* Start *

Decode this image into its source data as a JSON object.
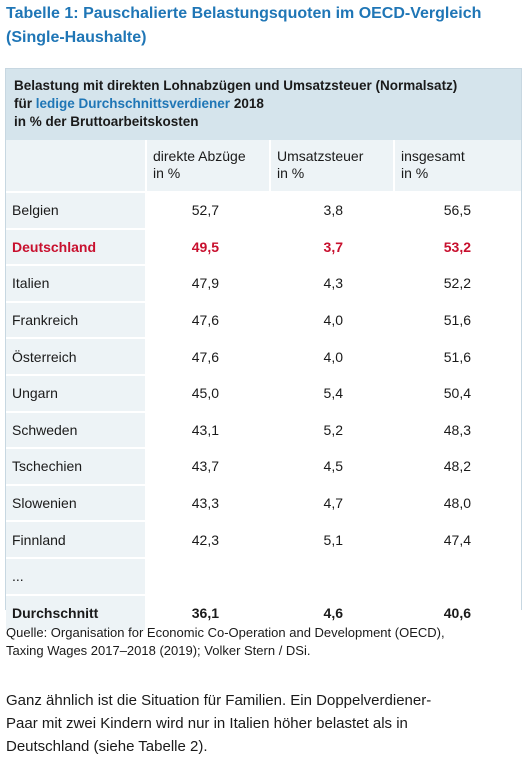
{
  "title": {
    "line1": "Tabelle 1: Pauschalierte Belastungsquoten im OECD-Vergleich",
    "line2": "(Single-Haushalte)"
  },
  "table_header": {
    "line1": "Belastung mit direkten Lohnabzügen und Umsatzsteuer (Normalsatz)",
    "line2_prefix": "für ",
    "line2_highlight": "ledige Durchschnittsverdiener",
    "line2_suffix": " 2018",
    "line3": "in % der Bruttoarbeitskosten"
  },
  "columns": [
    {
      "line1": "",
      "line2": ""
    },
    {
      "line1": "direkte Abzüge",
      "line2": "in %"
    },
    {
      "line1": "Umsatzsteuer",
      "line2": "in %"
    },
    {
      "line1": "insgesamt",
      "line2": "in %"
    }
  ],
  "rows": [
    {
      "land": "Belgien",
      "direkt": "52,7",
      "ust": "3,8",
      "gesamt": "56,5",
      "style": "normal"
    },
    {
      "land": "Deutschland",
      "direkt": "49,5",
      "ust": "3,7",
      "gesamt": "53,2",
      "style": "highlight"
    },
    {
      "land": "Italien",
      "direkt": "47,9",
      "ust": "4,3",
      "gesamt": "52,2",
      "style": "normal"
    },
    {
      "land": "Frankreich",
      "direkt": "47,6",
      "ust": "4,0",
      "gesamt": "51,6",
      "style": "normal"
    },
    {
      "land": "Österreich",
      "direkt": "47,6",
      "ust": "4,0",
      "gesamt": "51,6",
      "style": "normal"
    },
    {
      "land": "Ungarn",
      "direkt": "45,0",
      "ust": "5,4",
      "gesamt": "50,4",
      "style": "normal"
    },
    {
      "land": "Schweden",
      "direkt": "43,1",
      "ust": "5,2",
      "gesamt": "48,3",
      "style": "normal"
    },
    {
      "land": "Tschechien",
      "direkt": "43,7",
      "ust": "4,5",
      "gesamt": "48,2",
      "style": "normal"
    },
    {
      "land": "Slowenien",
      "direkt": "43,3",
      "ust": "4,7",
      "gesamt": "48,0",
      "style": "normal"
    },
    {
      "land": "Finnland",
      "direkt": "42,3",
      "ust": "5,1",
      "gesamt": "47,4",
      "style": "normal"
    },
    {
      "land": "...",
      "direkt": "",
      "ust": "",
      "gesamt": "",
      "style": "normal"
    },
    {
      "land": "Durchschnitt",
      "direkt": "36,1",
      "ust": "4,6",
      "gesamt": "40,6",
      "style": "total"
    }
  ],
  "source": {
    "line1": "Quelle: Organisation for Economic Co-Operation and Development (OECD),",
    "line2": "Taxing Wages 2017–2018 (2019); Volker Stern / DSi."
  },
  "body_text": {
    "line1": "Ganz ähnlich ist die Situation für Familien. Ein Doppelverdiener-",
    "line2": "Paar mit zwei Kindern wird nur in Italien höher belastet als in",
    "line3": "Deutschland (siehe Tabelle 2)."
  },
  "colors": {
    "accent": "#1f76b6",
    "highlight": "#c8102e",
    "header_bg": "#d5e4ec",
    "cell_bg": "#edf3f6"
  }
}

* End *
* Start *

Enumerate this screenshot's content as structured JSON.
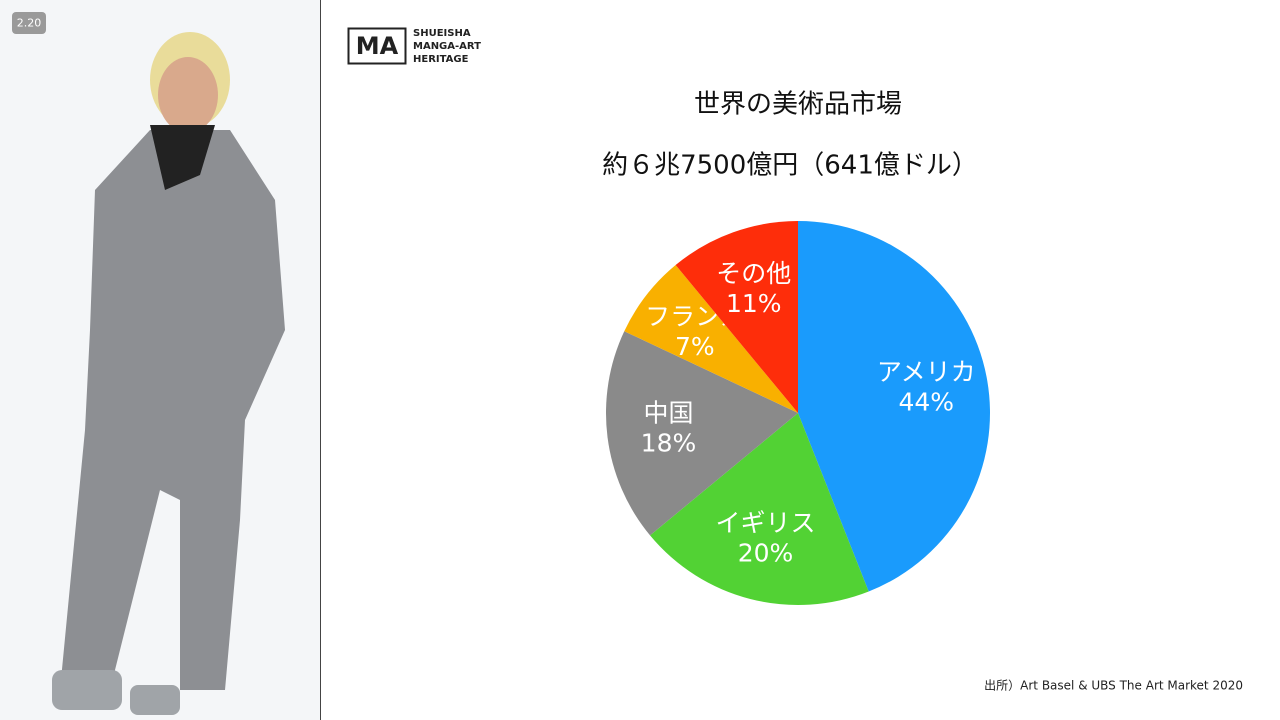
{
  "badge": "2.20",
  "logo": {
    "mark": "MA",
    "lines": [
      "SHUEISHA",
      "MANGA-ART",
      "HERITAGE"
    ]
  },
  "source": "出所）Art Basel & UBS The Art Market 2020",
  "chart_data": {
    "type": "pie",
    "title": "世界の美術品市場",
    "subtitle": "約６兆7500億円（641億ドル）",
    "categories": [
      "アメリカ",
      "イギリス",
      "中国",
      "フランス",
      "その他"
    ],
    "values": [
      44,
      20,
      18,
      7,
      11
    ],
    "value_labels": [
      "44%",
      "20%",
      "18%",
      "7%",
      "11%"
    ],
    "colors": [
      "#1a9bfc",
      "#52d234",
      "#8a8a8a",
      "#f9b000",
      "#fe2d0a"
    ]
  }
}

* End *

## [Exercise brief]
Each line in the listing above that contains "OECD" should be copied.

## [Complete answer]
    "line1": "Tabelle 1: Pauschalierte Belastungsquoten im OECD-Vergleich",
    "line1": "Quelle: Organisation for Economic Co-Operation and Development (OECD),",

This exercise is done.